# EXCERPTED TEXT start

Thought this one up to ask my teenager to see how he might go about solving it:
You want to buy a 1/2" diameter iron rod in the longest length you can fit in a crate you have.
The inner dimensions of the crate are 12" x 16" x 15". The iron rod is sold in even in lengths only (2",4",6"…) What is the longest rod you can fit in the box? How did you go about solving this?
24".
Pythagoras on 15 x 16 to get longest two-dimensional length; the Pythagoras using the first result and 12 for the sides of the three-dimensional triangle. Comes out at 25, so for the longest even-number you can fit, it is 24.
I didn’t realize it at first, but I made it more difficult than needed, because it’s really just SQRT(a^2+b^2+c^2).
It would have been more difficult if the answer came out to an even length, because I would have had to factor in the diameter of the rod after rotation…
I got the same answer that @Kron did.
Without reading the spoiler, this was my way - it may not be the most efficient, is there a shortcut I’m missing?
First we need to calculate the length of the diagonal of one side of the box. Conveniently, 12^2 + 16^2 = 20^2, so that diagonal of that side of the box is 20". Then we can use that to calculate the biggest internal diagonal of the box, which will be the square root of 20^2 + 15^2. Which is 25. So the answer to the puzzle is the rod of length 24".
ETA: looks like Kron initially did a slightly harder calculation, but then found a useful shortcut.
That problem would get massively uglier if you actually wanted to compute the absolute max rod length given its diameter. The two rod ends fit sorta kinda into the two 3D corners at awkward angles and once the rod has non-zero diameter the centerline doesn’t intersect either corner and …
Whole lotta trig or calculus needed to make that work. The 3D Pythagorean is the answer for a rod of infinitesimal diameter. I can sorta vaguely see the rough shape of the necessary parametric equations to compute the length as a function of rod diameter. But they’re nasty IMO. There’s probably a formula in the CRC book, but I haven’t owned one of those in a long time … a long time.
Hope one of the real engineers or math folks will stop by.
I’m an engineer. My solution is, calculate the length by the Pythagorean theorem assuming the rod has zero diameter, and then bend the rod to make it fit.
I know what you’re saying, but I am too lazy to work it out. But I did for the 2-dimensional version. The longest 1/2" wide stick you can fit into a 12 x 16 rectangle is about 19.52". The full diagonal is 20".
Yeah, but without any complicated math, it’s easy to see there can’t be more than ~0.433" of “slop” on each end. And the problem is carefully designed to give 1" of margin total, so the rod easily fits.
I’m a carpenter. My solution is, calculate the length by the Pythagorean theorem assuming the rod has zero diameter and then carve out the corner of the box to make it fit.
I would have sharpened the ends of the rod.

# EXCERPTED TEXT end
# EXTRACTED RECORDS start

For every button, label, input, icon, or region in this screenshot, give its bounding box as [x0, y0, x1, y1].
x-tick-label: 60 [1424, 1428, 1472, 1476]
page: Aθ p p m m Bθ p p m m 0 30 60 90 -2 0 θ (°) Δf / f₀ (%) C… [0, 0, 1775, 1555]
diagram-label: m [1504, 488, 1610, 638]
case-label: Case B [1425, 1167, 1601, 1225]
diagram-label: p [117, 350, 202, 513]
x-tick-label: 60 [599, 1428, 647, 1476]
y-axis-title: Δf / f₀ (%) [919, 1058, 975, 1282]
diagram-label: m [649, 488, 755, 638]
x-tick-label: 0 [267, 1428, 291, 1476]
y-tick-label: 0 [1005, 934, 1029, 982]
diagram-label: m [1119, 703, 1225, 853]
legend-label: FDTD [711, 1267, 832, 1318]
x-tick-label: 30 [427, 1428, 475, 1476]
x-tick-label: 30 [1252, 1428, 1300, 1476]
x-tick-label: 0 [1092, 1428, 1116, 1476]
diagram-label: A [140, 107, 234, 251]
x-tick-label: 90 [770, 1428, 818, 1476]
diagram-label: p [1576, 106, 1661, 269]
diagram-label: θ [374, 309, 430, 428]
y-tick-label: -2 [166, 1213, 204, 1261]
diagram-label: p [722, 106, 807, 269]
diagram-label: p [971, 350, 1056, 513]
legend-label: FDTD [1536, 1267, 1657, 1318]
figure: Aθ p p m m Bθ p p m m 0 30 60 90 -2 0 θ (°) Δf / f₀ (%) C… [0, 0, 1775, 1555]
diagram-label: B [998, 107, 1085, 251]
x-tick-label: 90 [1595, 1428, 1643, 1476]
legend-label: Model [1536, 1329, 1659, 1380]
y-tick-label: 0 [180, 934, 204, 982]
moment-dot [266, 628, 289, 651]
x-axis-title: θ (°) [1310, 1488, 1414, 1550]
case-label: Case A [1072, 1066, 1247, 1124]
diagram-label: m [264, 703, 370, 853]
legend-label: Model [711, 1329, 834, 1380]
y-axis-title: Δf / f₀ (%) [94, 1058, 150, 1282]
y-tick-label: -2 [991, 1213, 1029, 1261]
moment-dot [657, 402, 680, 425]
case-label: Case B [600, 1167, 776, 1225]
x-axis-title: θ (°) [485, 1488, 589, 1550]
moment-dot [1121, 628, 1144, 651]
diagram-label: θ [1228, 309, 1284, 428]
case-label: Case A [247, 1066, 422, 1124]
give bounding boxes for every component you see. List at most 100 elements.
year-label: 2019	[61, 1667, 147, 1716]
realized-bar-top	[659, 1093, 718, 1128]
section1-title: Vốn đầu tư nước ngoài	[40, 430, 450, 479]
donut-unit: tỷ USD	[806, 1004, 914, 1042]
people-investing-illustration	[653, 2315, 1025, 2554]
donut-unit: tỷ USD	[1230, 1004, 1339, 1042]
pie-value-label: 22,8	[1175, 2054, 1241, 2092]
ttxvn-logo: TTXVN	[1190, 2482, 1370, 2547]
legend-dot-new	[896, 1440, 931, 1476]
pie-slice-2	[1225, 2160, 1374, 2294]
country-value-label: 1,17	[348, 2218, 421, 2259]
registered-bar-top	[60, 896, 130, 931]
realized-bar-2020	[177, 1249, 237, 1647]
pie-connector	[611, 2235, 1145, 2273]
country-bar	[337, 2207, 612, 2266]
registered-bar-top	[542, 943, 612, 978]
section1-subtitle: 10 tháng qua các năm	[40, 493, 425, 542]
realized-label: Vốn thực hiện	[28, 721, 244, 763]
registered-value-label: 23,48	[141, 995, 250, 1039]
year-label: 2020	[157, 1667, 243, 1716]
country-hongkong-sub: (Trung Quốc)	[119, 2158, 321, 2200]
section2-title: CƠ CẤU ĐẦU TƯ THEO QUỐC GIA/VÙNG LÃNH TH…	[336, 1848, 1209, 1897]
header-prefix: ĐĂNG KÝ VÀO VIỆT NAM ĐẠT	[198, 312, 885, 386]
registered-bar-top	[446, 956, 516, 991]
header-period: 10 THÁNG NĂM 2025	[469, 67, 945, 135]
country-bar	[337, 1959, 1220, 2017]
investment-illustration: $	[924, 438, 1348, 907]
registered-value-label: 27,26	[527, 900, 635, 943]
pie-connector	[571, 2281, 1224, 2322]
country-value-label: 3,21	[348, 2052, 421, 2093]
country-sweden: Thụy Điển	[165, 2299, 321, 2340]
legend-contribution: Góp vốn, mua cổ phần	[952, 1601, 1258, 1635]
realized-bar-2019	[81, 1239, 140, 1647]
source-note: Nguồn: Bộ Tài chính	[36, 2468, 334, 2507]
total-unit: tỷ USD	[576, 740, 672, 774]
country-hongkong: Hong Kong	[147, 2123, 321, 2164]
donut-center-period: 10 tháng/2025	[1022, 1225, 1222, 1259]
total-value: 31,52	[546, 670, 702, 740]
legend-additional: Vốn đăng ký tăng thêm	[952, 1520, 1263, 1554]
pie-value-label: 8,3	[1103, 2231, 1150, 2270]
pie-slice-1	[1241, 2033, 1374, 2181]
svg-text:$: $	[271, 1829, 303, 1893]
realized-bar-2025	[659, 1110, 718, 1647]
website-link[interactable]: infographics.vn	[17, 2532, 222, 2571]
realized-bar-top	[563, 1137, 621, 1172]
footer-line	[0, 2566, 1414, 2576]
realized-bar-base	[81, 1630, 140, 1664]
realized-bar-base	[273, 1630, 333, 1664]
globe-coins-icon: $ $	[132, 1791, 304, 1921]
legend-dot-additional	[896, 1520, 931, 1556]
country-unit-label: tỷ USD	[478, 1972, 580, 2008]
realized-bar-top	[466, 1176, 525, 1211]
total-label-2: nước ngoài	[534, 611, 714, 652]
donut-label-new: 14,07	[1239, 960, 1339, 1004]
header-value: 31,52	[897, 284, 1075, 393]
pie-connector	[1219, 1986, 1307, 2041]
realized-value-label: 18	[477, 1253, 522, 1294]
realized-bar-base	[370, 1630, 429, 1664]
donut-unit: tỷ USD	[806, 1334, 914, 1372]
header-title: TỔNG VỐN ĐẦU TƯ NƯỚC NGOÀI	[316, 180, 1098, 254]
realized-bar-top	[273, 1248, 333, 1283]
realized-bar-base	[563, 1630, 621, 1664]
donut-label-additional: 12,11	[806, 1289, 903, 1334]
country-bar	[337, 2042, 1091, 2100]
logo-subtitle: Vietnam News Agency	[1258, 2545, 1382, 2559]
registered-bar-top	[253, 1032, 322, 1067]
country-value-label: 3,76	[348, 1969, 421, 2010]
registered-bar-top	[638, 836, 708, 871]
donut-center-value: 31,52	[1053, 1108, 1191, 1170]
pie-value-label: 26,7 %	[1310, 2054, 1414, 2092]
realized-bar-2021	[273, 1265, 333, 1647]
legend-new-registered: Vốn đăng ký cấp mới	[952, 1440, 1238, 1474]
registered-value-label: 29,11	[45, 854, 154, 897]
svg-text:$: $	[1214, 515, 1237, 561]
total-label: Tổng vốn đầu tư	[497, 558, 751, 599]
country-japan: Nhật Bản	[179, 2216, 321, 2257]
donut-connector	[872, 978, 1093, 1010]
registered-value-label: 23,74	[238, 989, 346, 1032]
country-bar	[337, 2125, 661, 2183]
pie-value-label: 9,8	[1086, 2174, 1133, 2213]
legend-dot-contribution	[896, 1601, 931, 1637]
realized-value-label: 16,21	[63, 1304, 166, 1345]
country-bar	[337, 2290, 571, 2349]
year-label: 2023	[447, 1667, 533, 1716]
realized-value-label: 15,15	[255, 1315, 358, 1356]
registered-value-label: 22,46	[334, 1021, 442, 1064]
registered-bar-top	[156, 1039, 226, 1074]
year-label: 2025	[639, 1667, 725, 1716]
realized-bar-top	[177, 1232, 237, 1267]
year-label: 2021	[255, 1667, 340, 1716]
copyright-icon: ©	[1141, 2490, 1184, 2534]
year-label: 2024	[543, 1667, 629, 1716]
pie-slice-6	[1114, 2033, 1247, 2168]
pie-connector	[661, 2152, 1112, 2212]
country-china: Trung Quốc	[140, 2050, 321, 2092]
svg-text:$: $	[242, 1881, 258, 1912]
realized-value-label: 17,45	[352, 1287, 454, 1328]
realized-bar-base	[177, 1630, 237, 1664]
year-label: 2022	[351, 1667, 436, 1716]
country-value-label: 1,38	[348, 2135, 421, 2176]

# EXTRACTED RECORDS end

> TASK INSTRUCTIONS:
• A. Answer these from the rod-in-a-crate discussion, one line each:
(i) What are the inner dimensions of the crate?
(ii) About how long is the longest 1/2" wide stick that fits into a 12 x 16 rectangle?
(iii) What does the self-described carpenter say to carve out to make the rod fit?
• B. Quote the rod-in-a-crate discussion from "Pythagoras on 15" to "shortcut I’m missing?".

> WRITTEN ANSWERS:
• A.
(i) 12" x 16" x 15"
(ii) About 19.52"
(iii) The corner of the box

• B.
Pythagoras on 15 x 16 to get longest two-dimensional length; the Pythagoras using the first result and 12 for the sides of the three-dimensional triangle. Comes out at 25, so for the longest even-number you can fit, it is 24.
I didn’t realize it at first, but I made it more difficult than needed, because it’s really just SQRT(a^2+b^2+c^2).
It would have been more difficult if the answer came out to an even length, because I would have had to factor in the diameter of the rod after rotation…
I got the same answer that @Kron did.
Without reading the spoiler, this was my way - it may not be the most efficient, is there a shortcut I’m missing?